» **WHAT IS BEING ASKED**
Count lines, not occurrences: give the number of lines holding the word "được", and nothing besides.

BEGIN

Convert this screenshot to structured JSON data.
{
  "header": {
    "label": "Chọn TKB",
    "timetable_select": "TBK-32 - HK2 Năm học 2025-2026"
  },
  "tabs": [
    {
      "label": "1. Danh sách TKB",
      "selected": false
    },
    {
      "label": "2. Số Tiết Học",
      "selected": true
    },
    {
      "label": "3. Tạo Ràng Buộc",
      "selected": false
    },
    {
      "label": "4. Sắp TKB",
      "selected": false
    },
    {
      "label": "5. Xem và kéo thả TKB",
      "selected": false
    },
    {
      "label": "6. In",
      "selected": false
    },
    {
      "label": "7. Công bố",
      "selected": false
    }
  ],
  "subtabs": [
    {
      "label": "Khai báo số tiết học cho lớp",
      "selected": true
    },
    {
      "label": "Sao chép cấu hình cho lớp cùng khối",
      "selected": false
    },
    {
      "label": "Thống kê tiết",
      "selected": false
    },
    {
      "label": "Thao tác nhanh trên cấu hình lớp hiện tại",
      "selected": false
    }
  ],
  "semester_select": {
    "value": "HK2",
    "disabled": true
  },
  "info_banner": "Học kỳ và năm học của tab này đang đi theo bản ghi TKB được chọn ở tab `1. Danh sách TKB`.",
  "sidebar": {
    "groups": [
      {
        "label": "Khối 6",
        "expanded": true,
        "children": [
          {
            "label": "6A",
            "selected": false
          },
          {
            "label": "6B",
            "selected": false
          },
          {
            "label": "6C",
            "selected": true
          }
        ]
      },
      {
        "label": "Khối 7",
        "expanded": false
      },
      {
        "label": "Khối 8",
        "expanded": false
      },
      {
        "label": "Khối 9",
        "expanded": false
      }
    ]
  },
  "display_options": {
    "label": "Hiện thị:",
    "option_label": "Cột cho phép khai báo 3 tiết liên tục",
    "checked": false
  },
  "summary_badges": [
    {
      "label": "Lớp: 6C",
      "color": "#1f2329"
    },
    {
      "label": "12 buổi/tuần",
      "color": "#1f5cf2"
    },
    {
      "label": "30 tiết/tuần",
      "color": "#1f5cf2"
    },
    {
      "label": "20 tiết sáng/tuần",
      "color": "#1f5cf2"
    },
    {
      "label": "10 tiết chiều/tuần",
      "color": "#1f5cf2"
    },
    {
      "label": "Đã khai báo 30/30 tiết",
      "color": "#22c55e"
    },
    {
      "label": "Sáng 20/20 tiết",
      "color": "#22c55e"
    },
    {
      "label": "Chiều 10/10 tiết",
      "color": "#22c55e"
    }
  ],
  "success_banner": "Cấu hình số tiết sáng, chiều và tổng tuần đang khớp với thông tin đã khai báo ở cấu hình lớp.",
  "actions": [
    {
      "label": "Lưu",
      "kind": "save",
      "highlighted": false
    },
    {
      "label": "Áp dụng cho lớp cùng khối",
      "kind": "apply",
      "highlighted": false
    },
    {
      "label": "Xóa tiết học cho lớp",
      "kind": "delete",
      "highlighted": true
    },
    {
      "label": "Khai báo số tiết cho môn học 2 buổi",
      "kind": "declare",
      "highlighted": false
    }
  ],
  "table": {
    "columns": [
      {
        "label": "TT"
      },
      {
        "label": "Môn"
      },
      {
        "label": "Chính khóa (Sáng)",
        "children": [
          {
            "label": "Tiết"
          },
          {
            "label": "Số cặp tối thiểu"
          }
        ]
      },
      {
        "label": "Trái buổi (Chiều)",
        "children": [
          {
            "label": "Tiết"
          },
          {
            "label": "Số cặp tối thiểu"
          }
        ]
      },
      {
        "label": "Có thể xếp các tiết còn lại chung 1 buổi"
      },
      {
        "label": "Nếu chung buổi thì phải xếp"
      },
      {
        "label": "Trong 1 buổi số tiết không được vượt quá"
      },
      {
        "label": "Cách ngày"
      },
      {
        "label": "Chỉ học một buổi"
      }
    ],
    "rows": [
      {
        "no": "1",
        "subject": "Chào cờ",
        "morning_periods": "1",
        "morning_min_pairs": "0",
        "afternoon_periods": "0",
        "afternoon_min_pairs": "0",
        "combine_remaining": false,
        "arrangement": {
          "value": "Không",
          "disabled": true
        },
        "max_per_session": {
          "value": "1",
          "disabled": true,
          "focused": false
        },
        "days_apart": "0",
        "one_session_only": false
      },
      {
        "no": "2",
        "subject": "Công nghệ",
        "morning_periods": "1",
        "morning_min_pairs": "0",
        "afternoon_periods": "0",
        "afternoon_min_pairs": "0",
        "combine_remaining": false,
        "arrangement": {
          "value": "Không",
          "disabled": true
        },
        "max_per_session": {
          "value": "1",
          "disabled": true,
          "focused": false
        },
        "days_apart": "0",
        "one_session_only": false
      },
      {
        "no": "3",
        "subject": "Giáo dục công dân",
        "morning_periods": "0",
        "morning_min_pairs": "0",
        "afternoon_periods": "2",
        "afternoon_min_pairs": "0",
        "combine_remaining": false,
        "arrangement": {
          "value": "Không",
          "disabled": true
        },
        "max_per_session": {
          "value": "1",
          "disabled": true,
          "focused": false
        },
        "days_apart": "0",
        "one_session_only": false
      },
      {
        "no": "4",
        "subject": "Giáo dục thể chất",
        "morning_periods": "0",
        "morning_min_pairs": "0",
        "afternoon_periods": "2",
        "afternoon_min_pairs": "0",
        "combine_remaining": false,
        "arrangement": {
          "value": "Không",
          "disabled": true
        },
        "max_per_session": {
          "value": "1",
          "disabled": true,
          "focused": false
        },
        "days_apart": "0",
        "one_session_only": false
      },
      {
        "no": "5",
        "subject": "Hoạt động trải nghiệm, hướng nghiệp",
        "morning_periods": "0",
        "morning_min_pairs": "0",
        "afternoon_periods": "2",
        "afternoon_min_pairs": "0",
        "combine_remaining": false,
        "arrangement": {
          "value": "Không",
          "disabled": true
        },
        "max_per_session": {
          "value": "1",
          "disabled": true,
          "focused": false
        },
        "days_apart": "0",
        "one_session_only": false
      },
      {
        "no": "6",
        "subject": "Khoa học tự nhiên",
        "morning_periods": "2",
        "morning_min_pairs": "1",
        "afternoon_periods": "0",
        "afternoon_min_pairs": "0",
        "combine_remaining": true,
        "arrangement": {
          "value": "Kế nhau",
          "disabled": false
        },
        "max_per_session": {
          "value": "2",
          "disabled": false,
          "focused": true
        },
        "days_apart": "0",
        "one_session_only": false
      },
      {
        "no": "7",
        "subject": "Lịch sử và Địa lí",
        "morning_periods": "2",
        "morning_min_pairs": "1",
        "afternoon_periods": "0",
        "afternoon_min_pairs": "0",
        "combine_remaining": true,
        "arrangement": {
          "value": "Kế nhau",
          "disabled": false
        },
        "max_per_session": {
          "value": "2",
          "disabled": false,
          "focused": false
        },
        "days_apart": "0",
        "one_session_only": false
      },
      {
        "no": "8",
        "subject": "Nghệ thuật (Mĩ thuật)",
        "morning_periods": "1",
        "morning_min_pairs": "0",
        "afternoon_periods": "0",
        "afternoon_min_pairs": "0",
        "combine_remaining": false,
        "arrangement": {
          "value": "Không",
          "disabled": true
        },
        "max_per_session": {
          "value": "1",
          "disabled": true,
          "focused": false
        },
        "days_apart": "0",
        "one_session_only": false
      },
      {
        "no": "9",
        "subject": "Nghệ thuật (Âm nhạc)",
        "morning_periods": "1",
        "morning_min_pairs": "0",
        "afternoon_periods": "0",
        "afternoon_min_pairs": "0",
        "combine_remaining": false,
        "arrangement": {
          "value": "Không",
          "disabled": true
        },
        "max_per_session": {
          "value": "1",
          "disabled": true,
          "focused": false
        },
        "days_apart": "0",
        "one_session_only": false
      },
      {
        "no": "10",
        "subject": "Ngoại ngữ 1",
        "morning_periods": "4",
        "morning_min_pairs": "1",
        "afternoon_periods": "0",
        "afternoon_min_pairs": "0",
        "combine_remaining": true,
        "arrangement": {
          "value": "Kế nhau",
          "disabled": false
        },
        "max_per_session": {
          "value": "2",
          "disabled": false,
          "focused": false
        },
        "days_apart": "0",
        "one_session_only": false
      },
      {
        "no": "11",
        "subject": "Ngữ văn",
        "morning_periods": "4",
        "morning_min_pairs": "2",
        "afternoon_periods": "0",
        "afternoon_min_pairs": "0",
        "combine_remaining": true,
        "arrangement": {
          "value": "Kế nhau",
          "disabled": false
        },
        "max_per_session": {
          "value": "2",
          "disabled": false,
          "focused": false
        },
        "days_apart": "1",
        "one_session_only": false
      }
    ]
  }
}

END

» **SOLUTION TO THE PROBLEM**
2